Read through the records below and copy each line that uses the word "LiDAR".

ENTRIES SHOWN:
'''

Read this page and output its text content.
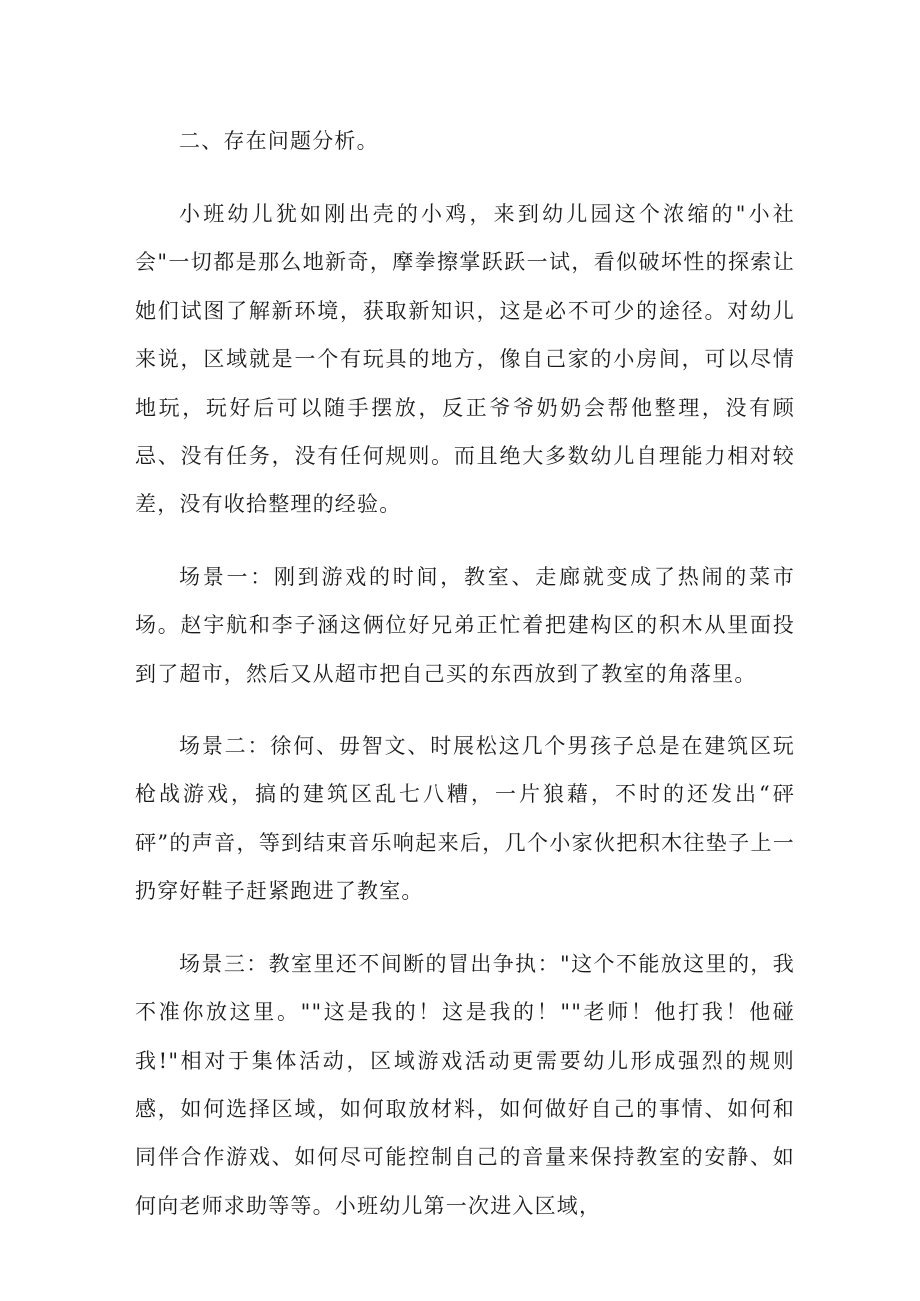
二、存在问题分析。

小班幼儿犹如刚出壳的小鸡，来到幼儿园这个浓缩的"小社会"一切都是那么地新奇，摩拳擦掌跃跃一试，看似破坏性的探索让她们试图了解新环境，获取新知识，这是必不可少的途径。对幼儿来说，区域就是一个有玩具的地方，像自己家的小房间，可以尽情地玩，玩好后可以随手摆放，反正爷爷奶奶会帮他整理，没有顾忌、没有任务，没有任何规则。而且绝大多数幼儿自理能力相对较差，没有收拾整理的经验。

场景一：刚到游戏的时间，教室、走廊就变成了热闹的菜市场。赵宇航和李子涵这俩位好兄弟正忙着把建构区的积木从里面投到了超市，然后又从超市把自己买的东西放到了教室的角落里。

场景二：徐何、毋智文、时展松这几个男孩子总是在建筑区玩枪战游戏，搞的建筑区乱七八糟，一片狼藉，不时的还发出“砰砰”的声音，等到结束音乐响起来后，几个小家伙把积木往垫子上一扔穿好鞋子赶紧跑进了教室。

场景三：教室里还不间断的冒出争执："这个不能放这里的，我不准你放这里。""这是我的！这是我的！""老师！他打我！他碰我!"相对于集体活动，区域游戏活动更需要幼儿形成强烈的规则感，如何选择区域，如何取放材料，如何做好自己的事情、如何和同伴合作游戏、如何尽可能控制自己的音量来保持教室的安静、如何向老师求助等等。小班幼儿第一次进入区域，
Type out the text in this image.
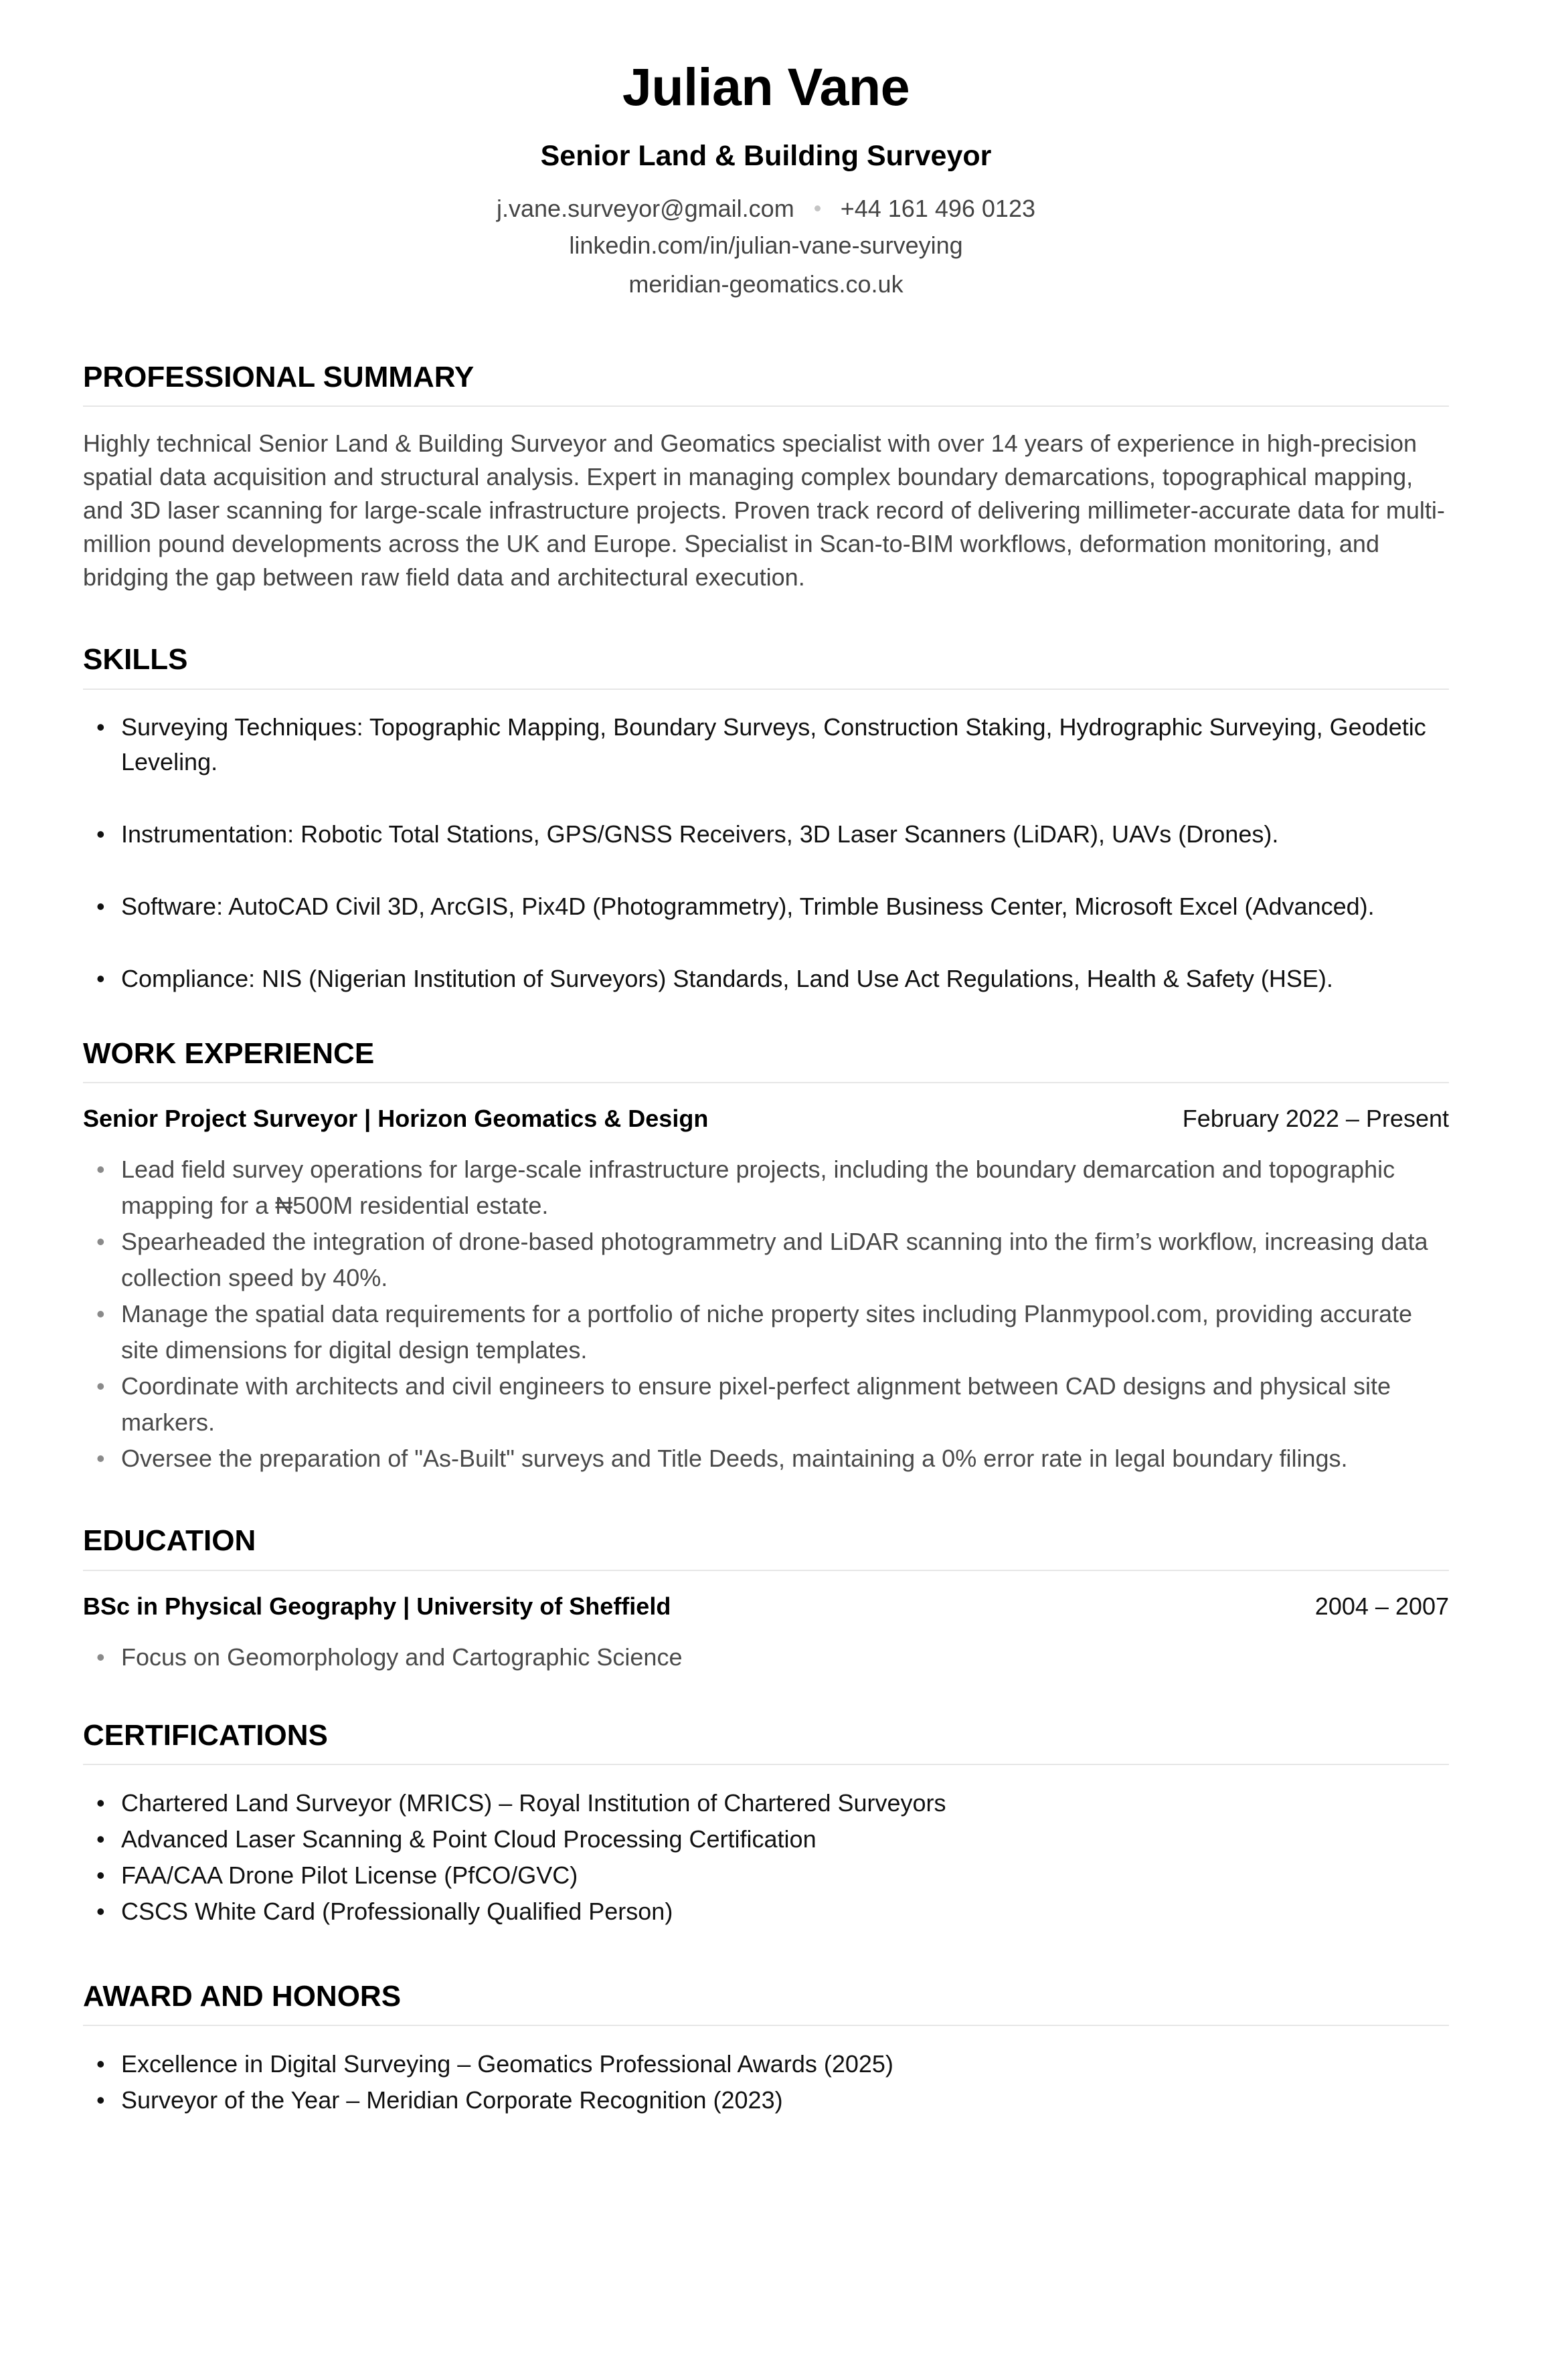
Julian Vane
Senior Land & Building Surveyor
j.vane.surveyor@gmail.com +44 161 496 0123
linkedin.com/in/julian-vane-surveying
meridian-geomatics.co.uk
PROFESSIONAL SUMMARY

Highly technical Senior Land & Building Surveyor and Geomatics specialist with over 14 years of experience in high-precision spatial data acquisition and structural analysis. Expert in managing complex boundary demarcations, topographical mapping, and 3D laser scanning for large-scale infrastructure projects. Proven track record of delivering millimeter-accurate data for multi-million pound developments across the UK and Europe. Specialist in Scan-to-BIM workflows, deformation monitoring, and bridging the gap between raw field data and architectural execution.

SKILLS
• Surveying Techniques: Topographic Mapping, Boundary Surveys, Construction Staking, Hydrographic Surveying, Geodetic Leveling.
• Instrumentation: Robotic Total Stations, GPS/GNSS Receivers, 3D Laser Scanners (LiDAR), UAVs (Drones).
• Software: AutoCAD Civil 3D, ArcGIS, Pix4D (Photogrammetry), Trimble Business Center, Microsoft Excel (Advanced).
• Compliance: NIS (Nigerian Institution of Surveyors) Standards, Land Use Act Regulations, Health & Safety (HSE).
WORK EXPERIENCE
Senior Project Surveyor | Horizon Geomatics & Design	February 2022 – Present
• Lead field survey operations for large-scale infrastructure projects, including the boundary demarcation and topographic mapping for a ₦500M residential estate.
• Spearheaded the integration of drone-based photogrammetry and LiDAR scanning into the firm’s workflow, increasing data collection speed by 40%.
• Manage the spatial data requirements for a portfolio of niche property sites including Planmypool.com, providing accurate site dimensions for digital design templates.
• Coordinate with architects and civil engineers to ensure pixel-perfect alignment between CAD designs and physical site markers.
• Oversee the preparation of "As-Built" surveys and Title Deeds, maintaining a 0% error rate in legal boundary filings.
EDUCATION
BSc in Physical Geography | University of Sheffield	2004 – 2007
• Focus on Geomorphology and Cartographic Science
CERTIFICATIONS
• Chartered Land Surveyor (MRICS) – Royal Institution of Chartered Surveyors
• Advanced Laser Scanning & Point Cloud Processing Certification
• FAA/CAA Drone Pilot License (PfCO/GVC)
• CSCS White Card (Professionally Qualified Person)
AWARD AND HONORS
• Excellence in Digital Surveying – Geomatics Professional Awards (2025)
• Surveyor of the Year – Meridian Corporate Recognition (2023)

'''

TASK ANSWER:
• Instrumentation: Robotic Total Stations, GPS/GNSS Receivers, 3D Laser Scanners (LiDAR), UAVs (Drones).
• Spearheaded the integration of drone-based photogrammetry and LiDAR scanning into the firm’s workflow, increasing data collection speed by 40%.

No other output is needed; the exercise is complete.